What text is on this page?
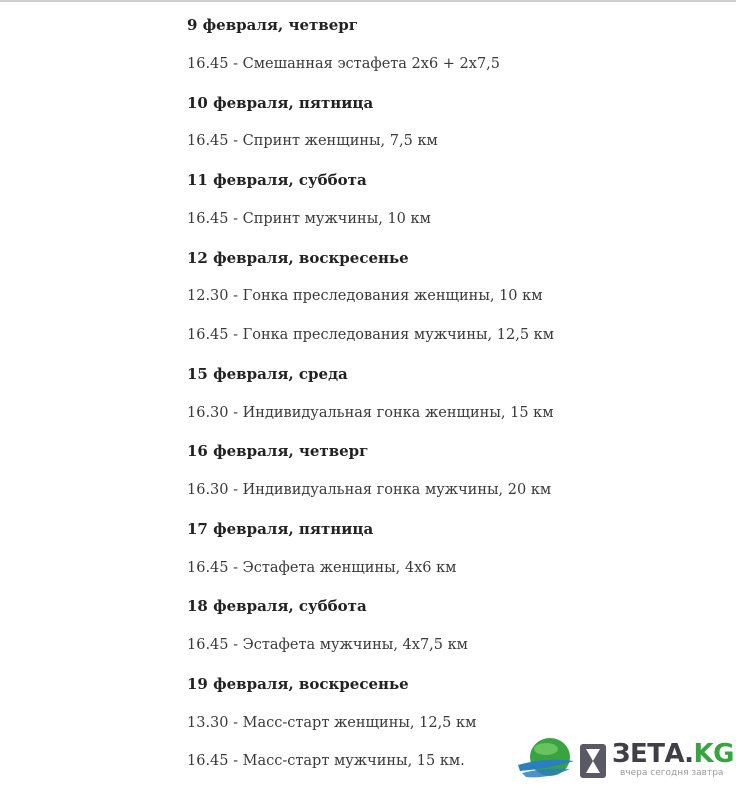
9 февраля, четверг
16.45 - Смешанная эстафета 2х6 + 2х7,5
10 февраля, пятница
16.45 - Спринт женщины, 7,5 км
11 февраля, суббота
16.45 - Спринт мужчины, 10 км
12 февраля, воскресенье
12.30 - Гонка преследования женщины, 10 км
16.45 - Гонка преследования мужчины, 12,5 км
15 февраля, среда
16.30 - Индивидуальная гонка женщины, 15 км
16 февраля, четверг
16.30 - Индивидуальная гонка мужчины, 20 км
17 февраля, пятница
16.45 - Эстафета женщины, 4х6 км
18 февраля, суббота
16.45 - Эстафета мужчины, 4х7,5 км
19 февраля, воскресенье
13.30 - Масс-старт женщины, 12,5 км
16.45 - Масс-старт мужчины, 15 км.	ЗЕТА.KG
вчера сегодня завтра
============================================================
Looking at the listing above, how many of its lines contain the string "преследования"? Give the number alone.

2